*CONSIGNE 1*: D'après le texte du document, en quelle année les Exercices spirituels d'Ignace de Loyola ont-ils paru ?
*CONSIGNE 2*: Dressez la liste de toutes les personnes que le texte du document désigne par leur nom, hormis Jésus-Christ et Notre-Dame.

*TEXTE DU DOCUMENT*:
Quand tu auras fait tout cela, en y mettant toute ton imagination, va dans ta chambre. Solitaire et isolée, chassant toute pensée extérieure de ton esprit, pense aux débuts de la Passion, en commençant par l’entrée à Jérusalem sur l’âne. Progressant lentement d’un épisode à l’autre, médite sur chacun, en te fixant sur chacune des scènes et chacune des étapes de l’histoire. Et si en quelque point tu ressens une sensation de dévotion, arrête-toi : ne va pas au-delà tant que dure ce doux sentiment de piété.21
12Les Exercices spirituels d’Ignace de Loyola, publiés en 1548, prouvent, s’il en est besoin, que les techniques des arts de la mémoire sont encore utilisées au milieu du XVIe siècle dans les textes qui supportent la méditation privée. En effet, dans le premier préambule de la première semaine, le fondateur de la Compagnie de Jésus propose de « composer un lieu » :
Le premier préambule est la composition : voir le lieu. Ici on doit noter que dans la contemplation, la méditation des choses visibles, par exemple dans la contemplation du Christ Notre Seigneur, lequel est visible, la composition consistera à voir par le regard de l’imagination le lieu matériel où se trouve ce que je veux contempler. Je dis le lieu matériel, par exemple un temple ou une montagne où se trouve Jésus-Christ ou Notre-Dame selon ce que je veux contempler. Pour ce qui est invisible, comme c’est ici le cas des péchés, la composition consistera à voir par le regard de l’imagination.22
13Nous ne pouvons citer ici tous les textes de dévotion montrant que la pratique monastique de la méditation impliquait la fabrication d’images mentales (on pourrait ajouter les Meditationes Vitae Christi attribuées au franciscain Giovanni de Caulibus ou La grande vie de Jésus-Christ de Ludolphe le Chartreux construits comme des pèlerinages à travers la vie de Jésus), mais grâce aux trois exemples que nous venons de citer, le lecteur pourra, du moins nous l’espérons, tenir le fait pour acquis23. Reste que les pratiques dévotionnelles fondées sur la visualisation intérieure ont transformé la fonction des images matérielles : progressivement, celles-ci deviennent des supports « concrets et très évocateurs24 » à l’imagination du spectateur qui pratique ses exercices spirituels. De fait, l’arbre de vie de saint Bonaventure donne lieu à une multitude de représentations picturales, comme celle de Taddeo Gaddi au réfectoire de l’église Santa Croce à Florence. De même, on ne compte plus les récits de visions divines dont le fondement est l’observation méditative d’une image matérielle, en particulier dans le contexte des pratiques dévotionnelles liées aux ordres mendiants. On pense d’emblée à saint François, en prière devant le crucifix de l’église San Damiano, soudain instruit d’une vision divine qui donne vie au Christ de bois, mais aussi, aux visions des mystiques de la fin du Moyen Âge qui tombent régulièrement en extase devant le crucifix25. Dès lors, une remarque importante s’impose : les règles de la mnémonique classique orientent, non seulement, la forme des visualisations intérieures liées aux exercices spirituels, mais aussi, celle des images matérielles.

*DONNÉES FOURNIES*:

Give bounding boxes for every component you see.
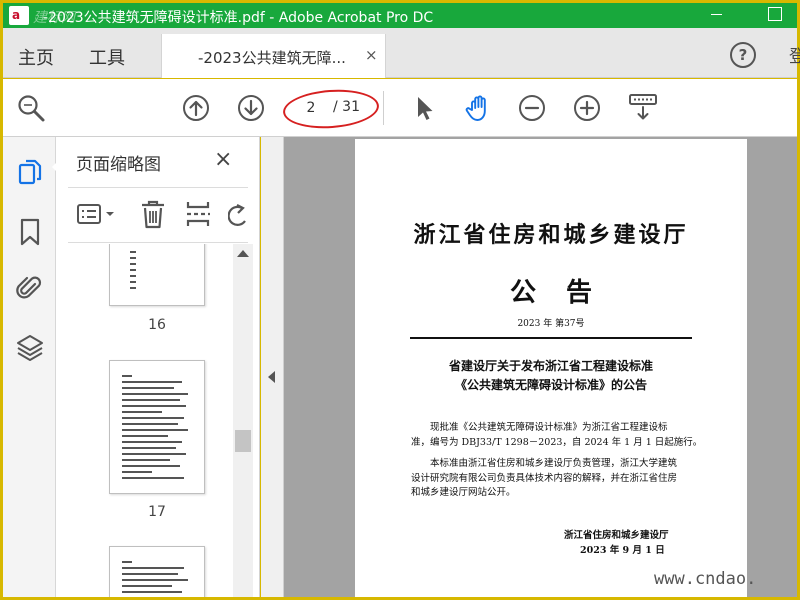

*RÉPONSE RÉDIGÉE 1*: En 1548.

*RÉPONSE RÉDIGÉE 2*: Ignace de Loyola, Giovanni de Caulibus, Ludolphe le Chartreux, saint Bonaventure, Taddeo Gaddi, saint François.